(Records from a data collection)

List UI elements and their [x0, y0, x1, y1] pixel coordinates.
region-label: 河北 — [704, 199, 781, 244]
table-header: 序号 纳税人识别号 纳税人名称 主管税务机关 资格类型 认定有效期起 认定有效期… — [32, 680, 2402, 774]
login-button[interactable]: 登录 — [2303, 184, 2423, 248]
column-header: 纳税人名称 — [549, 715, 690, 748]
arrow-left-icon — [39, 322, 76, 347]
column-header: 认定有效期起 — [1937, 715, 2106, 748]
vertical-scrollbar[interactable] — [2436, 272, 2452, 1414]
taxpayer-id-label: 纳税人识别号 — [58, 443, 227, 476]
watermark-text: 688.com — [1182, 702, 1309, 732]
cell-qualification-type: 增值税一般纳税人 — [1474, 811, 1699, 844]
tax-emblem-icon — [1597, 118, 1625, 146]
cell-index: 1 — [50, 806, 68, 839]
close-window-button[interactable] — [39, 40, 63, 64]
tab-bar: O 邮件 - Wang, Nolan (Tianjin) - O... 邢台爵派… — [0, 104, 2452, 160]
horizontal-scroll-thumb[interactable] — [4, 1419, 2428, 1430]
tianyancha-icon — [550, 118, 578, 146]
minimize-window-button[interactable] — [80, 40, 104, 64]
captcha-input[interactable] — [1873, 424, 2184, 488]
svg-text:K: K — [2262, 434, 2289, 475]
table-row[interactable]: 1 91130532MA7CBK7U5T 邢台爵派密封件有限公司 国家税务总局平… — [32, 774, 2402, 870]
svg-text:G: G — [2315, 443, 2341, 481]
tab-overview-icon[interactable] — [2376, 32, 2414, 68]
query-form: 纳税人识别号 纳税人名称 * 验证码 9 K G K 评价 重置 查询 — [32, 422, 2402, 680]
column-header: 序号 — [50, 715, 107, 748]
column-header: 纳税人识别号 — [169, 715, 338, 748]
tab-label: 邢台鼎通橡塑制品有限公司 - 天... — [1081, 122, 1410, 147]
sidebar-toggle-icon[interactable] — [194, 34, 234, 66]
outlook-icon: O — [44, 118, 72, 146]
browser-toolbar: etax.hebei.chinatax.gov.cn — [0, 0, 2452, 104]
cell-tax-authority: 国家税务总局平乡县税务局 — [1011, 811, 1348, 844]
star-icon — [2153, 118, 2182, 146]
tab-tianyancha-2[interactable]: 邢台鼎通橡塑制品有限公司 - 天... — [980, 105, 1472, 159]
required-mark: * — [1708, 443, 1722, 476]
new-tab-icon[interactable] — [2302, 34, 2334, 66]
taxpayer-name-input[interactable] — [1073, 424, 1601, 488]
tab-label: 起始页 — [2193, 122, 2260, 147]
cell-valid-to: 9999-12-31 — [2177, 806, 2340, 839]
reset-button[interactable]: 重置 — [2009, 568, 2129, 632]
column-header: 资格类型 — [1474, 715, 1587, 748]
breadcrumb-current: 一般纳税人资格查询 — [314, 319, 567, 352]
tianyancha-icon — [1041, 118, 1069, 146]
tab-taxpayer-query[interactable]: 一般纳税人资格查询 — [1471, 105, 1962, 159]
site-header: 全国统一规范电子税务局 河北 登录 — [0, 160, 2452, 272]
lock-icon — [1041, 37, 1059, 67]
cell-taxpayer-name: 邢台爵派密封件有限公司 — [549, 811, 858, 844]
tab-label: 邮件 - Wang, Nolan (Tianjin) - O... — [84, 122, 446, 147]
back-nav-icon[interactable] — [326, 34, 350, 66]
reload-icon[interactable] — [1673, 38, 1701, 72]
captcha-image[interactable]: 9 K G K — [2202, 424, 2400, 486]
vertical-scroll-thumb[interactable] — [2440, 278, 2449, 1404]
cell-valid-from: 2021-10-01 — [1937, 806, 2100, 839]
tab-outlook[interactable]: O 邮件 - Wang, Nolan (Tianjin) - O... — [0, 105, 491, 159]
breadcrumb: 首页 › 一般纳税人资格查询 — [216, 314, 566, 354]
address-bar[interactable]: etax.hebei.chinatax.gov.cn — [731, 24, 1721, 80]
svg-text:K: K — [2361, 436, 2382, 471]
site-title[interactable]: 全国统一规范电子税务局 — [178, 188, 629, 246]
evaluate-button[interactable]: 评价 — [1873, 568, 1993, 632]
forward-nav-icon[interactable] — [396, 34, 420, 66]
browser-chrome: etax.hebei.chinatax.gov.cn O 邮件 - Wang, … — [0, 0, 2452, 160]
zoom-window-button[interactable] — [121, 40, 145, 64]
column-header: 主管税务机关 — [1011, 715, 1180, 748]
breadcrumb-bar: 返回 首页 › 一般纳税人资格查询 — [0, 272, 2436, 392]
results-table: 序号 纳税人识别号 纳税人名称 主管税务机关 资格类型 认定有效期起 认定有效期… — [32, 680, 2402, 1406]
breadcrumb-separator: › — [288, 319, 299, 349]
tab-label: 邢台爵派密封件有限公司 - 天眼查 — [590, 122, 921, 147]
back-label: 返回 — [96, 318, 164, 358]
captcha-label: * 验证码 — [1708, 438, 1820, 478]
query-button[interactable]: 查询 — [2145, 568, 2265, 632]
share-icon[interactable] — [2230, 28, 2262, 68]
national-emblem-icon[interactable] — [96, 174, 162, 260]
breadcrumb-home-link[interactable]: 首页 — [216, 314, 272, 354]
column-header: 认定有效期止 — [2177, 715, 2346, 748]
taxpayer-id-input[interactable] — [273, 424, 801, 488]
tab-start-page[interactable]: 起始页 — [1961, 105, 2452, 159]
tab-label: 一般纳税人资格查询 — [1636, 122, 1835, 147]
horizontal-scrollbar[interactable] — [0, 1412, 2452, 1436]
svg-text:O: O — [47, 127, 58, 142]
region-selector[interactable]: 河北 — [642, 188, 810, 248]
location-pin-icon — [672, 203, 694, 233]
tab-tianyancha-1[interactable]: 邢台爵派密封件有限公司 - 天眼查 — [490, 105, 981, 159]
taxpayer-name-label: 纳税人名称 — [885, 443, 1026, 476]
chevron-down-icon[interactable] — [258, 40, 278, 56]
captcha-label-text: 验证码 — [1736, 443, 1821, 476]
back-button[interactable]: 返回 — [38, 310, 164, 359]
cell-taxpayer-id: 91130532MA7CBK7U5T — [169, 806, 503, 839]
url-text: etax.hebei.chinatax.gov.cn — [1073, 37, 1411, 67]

PROBLEM DESCRIPTION:
Rewrite the lines of these items as a numbered list, leaving out any blank lines.

COMPLETE OUTPUT:
1. List UI elements and their [x0, y0, x1, y1] pixel coordinates.
2. region-label: 河北 — [704, 199, 781, 244]
3. table-header: 序号 纳税人识别号 纳税人名称 主管税务机关 资格类型 认定有效期起 认定有效期… — [32, 680, 2402, 774]
4. login-button[interactable]: 登录 — [2303, 184, 2423, 248]
5. column-header: 纳税人名称 — [549, 715, 690, 748]
6. arrow-left-icon — [39, 322, 76, 347]
7. column-header: 认定有效期起 — [1937, 715, 2106, 748]
8. vertical-scrollbar[interactable] — [2436, 272, 2452, 1414]
9. taxpayer-id-label: 纳税人识别号 — [58, 443, 227, 476]
10. watermark-text: 688.com — [1182, 702, 1309, 732]
11. cell-qualification-type: 增值税一般纳税人 — [1474, 811, 1699, 844]
12. tax-emblem-icon — [1597, 118, 1625, 146]
13. cell-index: 1 — [50, 806, 68, 839]
14. close-window-button[interactable] — [39, 40, 63, 64]
15. tab-bar: O 邮件 - Wang, Nolan (Tianjin) - O... 邢台爵派… — [0, 104, 2452, 160]
16. horizontal-scroll-thumb[interactable] — [4, 1419, 2428, 1430]
17. tianyancha-icon — [550, 118, 578, 146]
18. minimize-window-button[interactable] — [80, 40, 104, 64]
19. captcha-input[interactable] — [1873, 424, 2184, 488]
20. svg-text:K: K — [2262, 434, 2289, 475]
21. table-row[interactable]: 1 91130532MA7CBK7U5T 邢台爵派密封件有限公司 国家税务总局平… — [32, 774, 2402, 870]
22. svg-text:G: G — [2315, 443, 2341, 481]
23. tab-overview-icon[interactable] — [2376, 32, 2414, 68]
24. query-form: 纳税人识别号 纳税人名称 * 验证码 9 K G K 评价 重置 查询 — [32, 422, 2402, 680]
25. column-header: 序号 — [50, 715, 107, 748]
26. column-header: 纳税人识别号 — [169, 715, 338, 748]
27. tab-label: 邢台鼎通橡塑制品有限公司 - 天... — [1081, 122, 1410, 147]
28. sidebar-toggle-icon[interactable] — [194, 34, 234, 66]
29. outlook-icon: O — [44, 118, 72, 146]
30. browser-toolbar: etax.hebei.chinatax.gov.cn — [0, 0, 2452, 104]
31. cell-tax-authority: 国家税务总局平乡县税务局 — [1011, 811, 1348, 844]
32. star-icon — [2153, 118, 2182, 146]
33. tab-tianyancha-2[interactable]: 邢台鼎通橡塑制品有限公司 - 天... — [980, 105, 1472, 159]
34. required-mark: * — [1708, 443, 1722, 476]
35. new-tab-icon[interactable] — [2302, 34, 2334, 66]
36. taxpayer-name-input[interactable] — [1073, 424, 1601, 488]
37. tab-label: 起始页 — [2193, 122, 2260, 147]
38. cell-valid-to: 9999-12-31 — [2177, 806, 2340, 839]
39. reset-button[interactable]: 重置 — [2009, 568, 2129, 632]
40. column-header: 资格类型 — [1474, 715, 1587, 748]
41. breadcrumb-current: 一般纳税人资格查询 — [314, 319, 567, 352]
42. tianyancha-icon — [1041, 118, 1069, 146]
43. tab-taxpayer-query[interactable]: 一般纳税人资格查询 — [1471, 105, 1962, 159]
44. site-header: 全国统一规范电子税务局 河北 登录 — [0, 160, 2452, 272]
45. lock-icon — [1041, 37, 1059, 67]
46. cell-taxpayer-name: 邢台爵派密封件有限公司 — [549, 811, 858, 844]
47. tab-label: 邮件 - Wang, Nolan (Tianjin) - O... — [84, 122, 446, 147]
48. back-nav-icon[interactable] — [326, 34, 350, 66]
49. reload-icon[interactable] — [1673, 38, 1701, 72]
50. captcha-image[interactable]: 9 K G K — [2202, 424, 2400, 486]
51. vertical-scroll-thumb[interactable] — [2440, 278, 2449, 1404]
52. cell-valid-from: 2021-10-01 — [1937, 806, 2100, 839]
53. tab-outlook[interactable]: O 邮件 - Wang, Nolan (Tianjin) - O... — [0, 105, 491, 159]
54. breadcrumb: 首页 › 一般纳税人资格查询 — [216, 314, 566, 354]
55. address-bar[interactable]: etax.hebei.chinatax.gov.cn — [731, 24, 1721, 80]
56. svg-text:K: K — [2361, 436, 2382, 471]
57. site-title[interactable]: 全国统一规范电子税务局 — [178, 188, 629, 246]
58. evaluate-button[interactable]: 评价 — [1873, 568, 1993, 632]
59. forward-nav-icon[interactable] — [396, 34, 420, 66]
60. browser-chrome: etax.hebei.chinatax.gov.cn O 邮件 - Wang, … — [0, 0, 2452, 160]
61. zoom-window-button[interactable] — [121, 40, 145, 64]
62. column-header: 主管税务机关 — [1011, 715, 1180, 748]
63. breadcrumb-bar: 返回 首页 › 一般纳税人资格查询 — [0, 272, 2436, 392]
64. results-table: 序号 纳税人识别号 纳税人名称 主管税务机关 资格类型 认定有效期起 认定有效期… — [32, 680, 2402, 1406]
65. breadcrumb-separator: › — [288, 319, 299, 349]
66. tab-label: 邢台爵派密封件有限公司 - 天眼查 — [590, 122, 921, 147]
67. back-label: 返回 — [96, 318, 164, 358]
68. captcha-label: * 验证码 — [1708, 438, 1820, 478]
69. query-button[interactable]: 查询 — [2145, 568, 2265, 632]
70. share-icon[interactable] — [2230, 28, 2262, 68]
71. national-emblem-icon[interactable] — [96, 174, 162, 260]
72. breadcrumb-home-link[interactable]: 首页 — [216, 314, 272, 354]
73. column-header: 认定有效期止 — [2177, 715, 2346, 748]
74. taxpayer-id-input[interactable] — [273, 424, 801, 488]
75. tab-start-page[interactable]: 起始页 — [1961, 105, 2452, 159]
76. tab-label: 一般纳税人资格查询 — [1636, 122, 1835, 147]
77. horizontal-scrollbar[interactable] — [0, 1412, 2452, 1436]
78. svg-text:O: O — [47, 127, 58, 142]
79. region-selector[interactable]: 河北 — [642, 188, 810, 248]
80. location-pin-icon — [672, 203, 694, 233]
81. tab-tianyancha-1[interactable]: 邢台爵派密封件有限公司 - 天眼查 — [490, 105, 981, 159]
82. taxpayer-name-label: 纳税人名称 — [885, 443, 1026, 476]
83. chevron-down-icon[interactable] — [258, 40, 278, 56]
84. captcha-label-text: 验证码 — [1736, 443, 1821, 476]
85. back-button[interactable]: 返回 — [38, 310, 164, 359]
86. cell-taxpayer-id: 91130532MA7CBK7U5T — [169, 806, 503, 839]
87. url-text: etax.hebei.chinatax.gov.cn — [1073, 37, 1411, 67]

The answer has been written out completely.